## Provided entries

____________________

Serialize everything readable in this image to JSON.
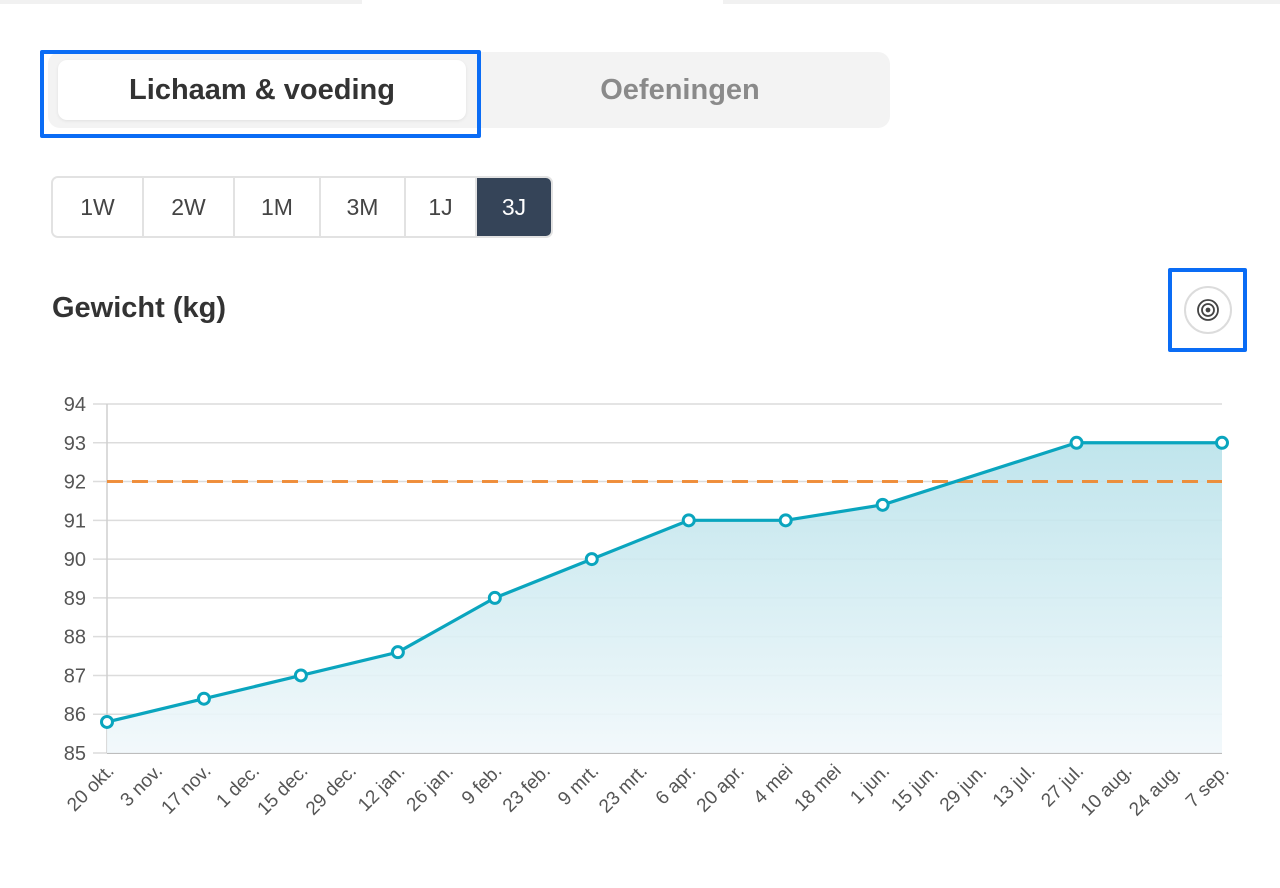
{
  "tabs": [
    {
      "label": "Lichaam & voeding",
      "active": true
    },
    {
      "label": "Oefeningen",
      "active": false
    }
  ],
  "range_options": [
    "1W",
    "2W",
    "1M",
    "3M",
    "1J",
    "3J"
  ],
  "range_selected": "3J",
  "section_title": "Gewicht (kg)",
  "goal_button_icon": "target-icon",
  "colors": {
    "line": "#0aa5be",
    "area_top": "#b9e2ea",
    "area_bottom": "#f1f8fb",
    "goal_line": "#f0862a",
    "highlight": "#0a6cf5",
    "active_range": "#354458"
  },
  "chart_data": {
    "type": "area",
    "title": "Gewicht (kg)",
    "ylim": [
      85,
      94
    ],
    "yticks": [
      85,
      86,
      87,
      88,
      89,
      90,
      91,
      92,
      93,
      94
    ],
    "goal_value": 92,
    "grid": true,
    "categories": [
      "20 okt.",
      "3 nov.",
      "17 nov.",
      "1 dec.",
      "15 dec.",
      "29 dec.",
      "12 jan.",
      "26 jan.",
      "9 feb.",
      "23 feb.",
      "9 mrt.",
      "23 mrt.",
      "6 apr.",
      "20 apr.",
      "4 mei",
      "18 mei",
      "1 jun.",
      "15 jun.",
      "29 jun.",
      "13 jul.",
      "27 jul.",
      "10 aug.",
      "24 aug.",
      "7 sep."
    ],
    "points": [
      {
        "x": "20 okt.",
        "y": 85.8
      },
      {
        "x": "17 nov.",
        "y": 86.4
      },
      {
        "x": "15 dec.",
        "y": 87.0
      },
      {
        "x": "12 jan.",
        "y": 87.6
      },
      {
        "x": "9 feb.",
        "y": 89.0
      },
      {
        "x": "9 mrt.",
        "y": 90.0
      },
      {
        "x": "6 apr.",
        "y": 91.0
      },
      {
        "x": "4 mei",
        "y": 91.0
      },
      {
        "x": "1 jun.",
        "y": 91.4
      },
      {
        "x": "27 jul.",
        "y": 93.0
      },
      {
        "x": "7 sep.",
        "y": 93.0
      }
    ]
  }
}
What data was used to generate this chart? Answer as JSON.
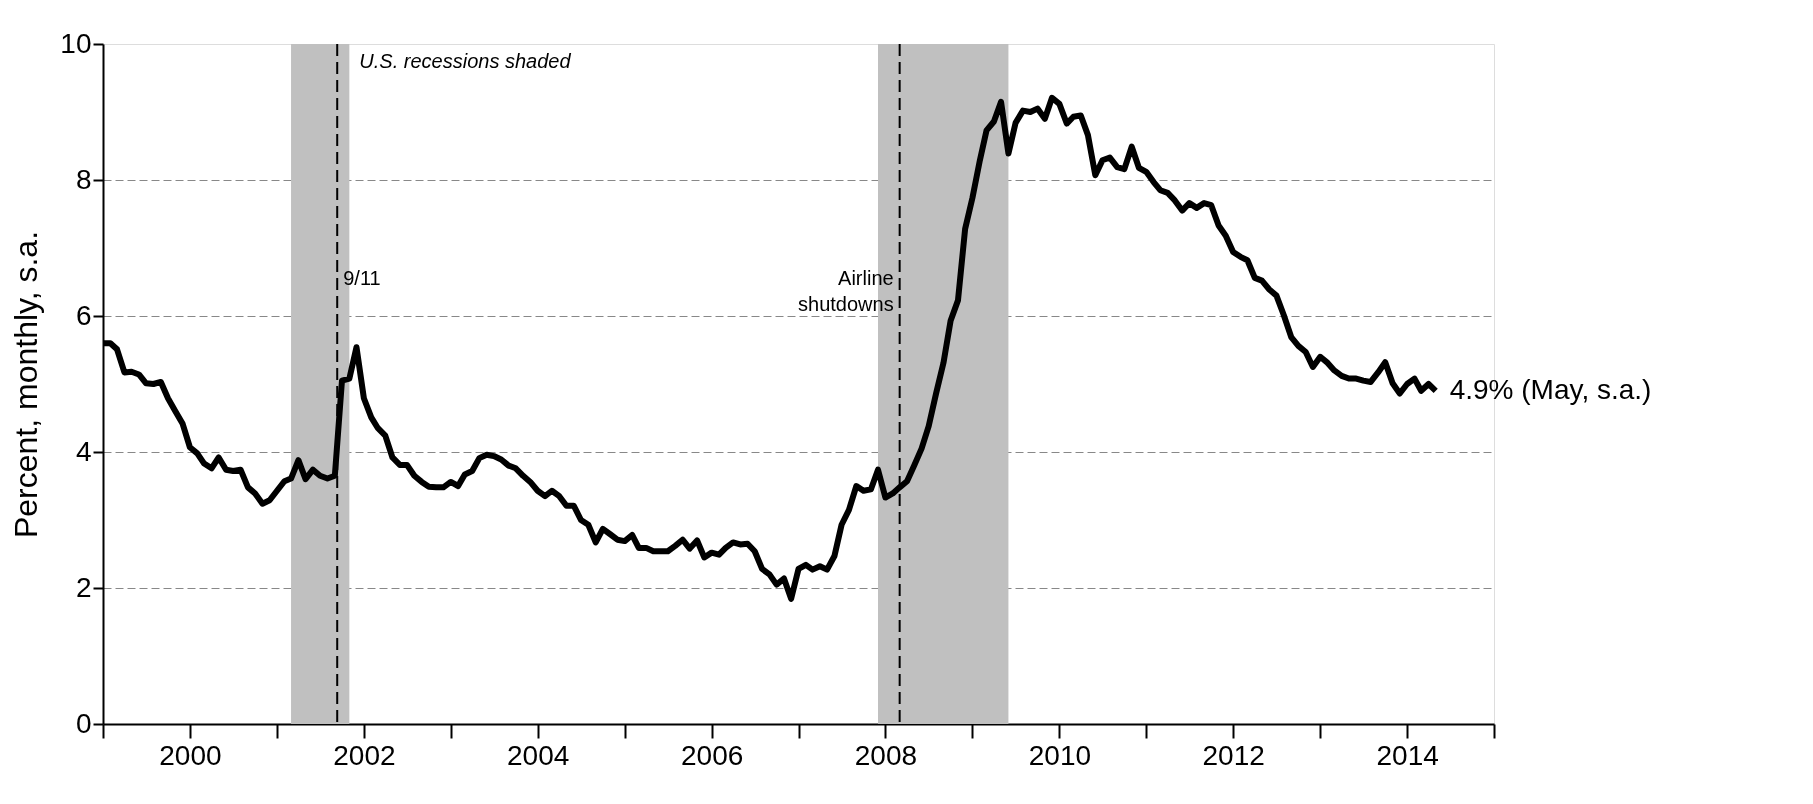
{
  "chart_data": {
    "type": "line",
    "ylabel": "Percent, monthly, s.a.",
    "x": [
      "1999-01",
      "1999-02",
      "1999-03",
      "1999-04",
      "1999-05",
      "1999-06",
      "1999-07",
      "1999-08",
      "1999-09",
      "1999-10",
      "1999-11",
      "1999-12",
      "2000-01",
      "2000-02",
      "2000-03",
      "2000-04",
      "2000-05",
      "2000-06",
      "2000-07",
      "2000-08",
      "2000-09",
      "2000-10",
      "2000-11",
      "2000-12",
      "2001-01",
      "2001-02",
      "2001-03",
      "2001-04",
      "2001-05",
      "2001-06",
      "2001-07",
      "2001-08",
      "2001-09",
      "2001-10",
      "2001-11",
      "2001-12",
      "2002-01",
      "2002-02",
      "2002-03",
      "2002-04",
      "2002-05",
      "2002-06",
      "2002-07",
      "2002-08",
      "2002-09",
      "2002-10",
      "2002-11",
      "2002-12",
      "2003-01",
      "2003-02",
      "2003-03",
      "2003-04",
      "2003-05",
      "2003-06",
      "2003-07",
      "2003-08",
      "2003-09",
      "2003-10",
      "2003-11",
      "2003-12",
      "2004-01",
      "2004-02",
      "2004-03",
      "2004-04",
      "2004-05",
      "2004-06",
      "2004-07",
      "2004-08",
      "2004-09",
      "2004-10",
      "2004-11",
      "2004-12",
      "2005-01",
      "2005-02",
      "2005-03",
      "2005-04",
      "2005-05",
      "2005-06",
      "2005-07",
      "2005-08",
      "2005-09",
      "2005-10",
      "2005-11",
      "2005-12",
      "2006-01",
      "2006-02",
      "2006-03",
      "2006-04",
      "2006-05",
      "2006-06",
      "2006-07",
      "2006-08",
      "2006-09",
      "2006-10",
      "2006-11",
      "2006-12",
      "2007-01",
      "2007-02",
      "2007-03",
      "2007-04",
      "2007-05",
      "2007-06",
      "2007-07",
      "2007-08",
      "2007-09",
      "2007-10",
      "2007-11",
      "2007-12",
      "2008-01",
      "2008-02",
      "2008-03",
      "2008-04",
      "2008-05",
      "2008-06",
      "2008-07",
      "2008-08",
      "2008-09",
      "2008-10",
      "2008-11",
      "2008-12",
      "2009-01",
      "2009-02",
      "2009-03",
      "2009-04",
      "2009-05",
      "2009-06",
      "2009-07",
      "2009-08",
      "2009-09",
      "2009-10",
      "2009-11",
      "2009-12",
      "2010-01",
      "2010-02",
      "2010-03",
      "2010-04",
      "2010-05",
      "2010-06",
      "2010-07",
      "2010-08",
      "2010-09",
      "2010-10",
      "2010-11",
      "2010-12",
      "2011-01",
      "2011-02",
      "2011-03",
      "2011-04",
      "2011-05",
      "2011-06",
      "2011-07",
      "2011-08",
      "2011-09",
      "2011-10",
      "2011-11",
      "2011-12",
      "2012-01",
      "2012-02",
      "2012-03",
      "2012-04",
      "2012-05",
      "2012-06",
      "2012-07",
      "2012-08",
      "2012-09",
      "2012-10",
      "2012-11",
      "2012-12",
      "2013-01",
      "2013-02",
      "2013-03",
      "2013-04",
      "2013-05",
      "2013-06",
      "2013-07",
      "2013-08",
      "2013-09",
      "2013-10",
      "2013-11",
      "2013-12",
      "2014-01",
      "2014-02",
      "2014-03",
      "2014-04",
      "2014-05"
    ],
    "series": [
      {
        "color": "#000000",
        "values": [
          5.6,
          5.6,
          5.51,
          5.17,
          5.18,
          5.14,
          5.01,
          5.0,
          5.03,
          4.79,
          4.6,
          4.42,
          4.07,
          3.98,
          3.83,
          3.76,
          3.92,
          3.74,
          3.72,
          3.74,
          3.48,
          3.39,
          3.24,
          3.29,
          3.43,
          3.57,
          3.61,
          3.88,
          3.6,
          3.74,
          3.65,
          3.61,
          3.65,
          5.05,
          5.08,
          5.54,
          4.79,
          4.51,
          4.35,
          4.24,
          3.92,
          3.81,
          3.81,
          3.65,
          3.56,
          3.49,
          3.48,
          3.48,
          3.56,
          3.5,
          3.67,
          3.72,
          3.91,
          3.96,
          3.94,
          3.89,
          3.8,
          3.76,
          3.65,
          3.56,
          3.43,
          3.35,
          3.43,
          3.35,
          3.21,
          3.21,
          3.0,
          2.93,
          2.67,
          2.87,
          2.79,
          2.71,
          2.69,
          2.78,
          2.59,
          2.59,
          2.54,
          2.54,
          2.54,
          2.62,
          2.71,
          2.58,
          2.7,
          2.45,
          2.52,
          2.49,
          2.59,
          2.67,
          2.64,
          2.65,
          2.54,
          2.28,
          2.2,
          2.05,
          2.14,
          1.84,
          2.28,
          2.34,
          2.27,
          2.32,
          2.27,
          2.47,
          2.93,
          3.15,
          3.5,
          3.43,
          3.45,
          3.74,
          3.33,
          3.39,
          3.48,
          3.57,
          3.8,
          4.05,
          4.38,
          4.86,
          5.31,
          5.93,
          6.23,
          7.28,
          7.74,
          8.29,
          8.73,
          8.86,
          9.15,
          8.39,
          8.84,
          9.02,
          9.0,
          9.05,
          8.9,
          9.21,
          9.12,
          8.83,
          8.93,
          8.95,
          8.66,
          8.07,
          8.29,
          8.33,
          8.19,
          8.16,
          8.49,
          8.18,
          8.12,
          7.97,
          7.85,
          7.81,
          7.7,
          7.55,
          7.66,
          7.59,
          7.66,
          7.63,
          7.33,
          7.18,
          6.94,
          6.87,
          6.82,
          6.56,
          6.52,
          6.39,
          6.3,
          6.01,
          5.69,
          5.56,
          5.47,
          5.25,
          5.4,
          5.31,
          5.2,
          5.12,
          5.08,
          5.08,
          5.05,
          5.03,
          5.17,
          5.32,
          5.01,
          4.86,
          5.0,
          5.08,
          4.9,
          5.0,
          4.9
        ]
      }
    ],
    "xlim": [
      "1999-01",
      "2015-01"
    ],
    "xticks": [
      {
        "value": "1999",
        "label": null
      },
      {
        "value": "2000",
        "label": "2000"
      },
      {
        "value": "2001",
        "label": null
      },
      {
        "value": "2002",
        "label": "2002"
      },
      {
        "value": "2003",
        "label": null
      },
      {
        "value": "2004",
        "label": "2004"
      },
      {
        "value": "2005",
        "label": null
      },
      {
        "value": "2006",
        "label": "2006"
      },
      {
        "value": "2007",
        "label": null
      },
      {
        "value": "2008",
        "label": "2008"
      },
      {
        "value": "2009",
        "label": null
      },
      {
        "value": "2010",
        "label": "2010"
      },
      {
        "value": "2011",
        "label": null
      },
      {
        "value": "2012",
        "label": "2012"
      },
      {
        "value": "2013",
        "label": null
      },
      {
        "value": "2014",
        "label": "2014"
      },
      {
        "value": "2015",
        "label": null
      }
    ],
    "ylim": [
      0,
      10
    ],
    "yticks": [
      0,
      2,
      4,
      6,
      8,
      10
    ],
    "grid": "y",
    "bands": [
      {
        "axis": "x",
        "from": "2001-03",
        "to": "2001-11",
        "color": "#c0c0c0"
      },
      {
        "axis": "x",
        "from": "2007-12",
        "to": "2009-06",
        "color": "#c0c0c0"
      }
    ],
    "ref_lines": [
      {
        "axis": "x",
        "value": "2001-09-11",
        "label": "9/11",
        "color": "#000000",
        "line_style": "dashed"
      },
      {
        "axis": "x",
        "value": "2008-03",
        "label": "Airline shutdowns",
        "color": "#000000",
        "line_style": "dashed"
      }
    ],
    "annotations": [
      "U.S. recessions shaded",
      {
        "text": "4.9% (May, s.a.)",
        "x": "2014-05",
        "y": 4.9
      }
    ]
  }
}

____________________

## Job
Give every line of the material that includes the string "JSON".

## Output for this task
Serialize everything readable in this image to JSON.
What data was used to generate this chart? Answer as JSON.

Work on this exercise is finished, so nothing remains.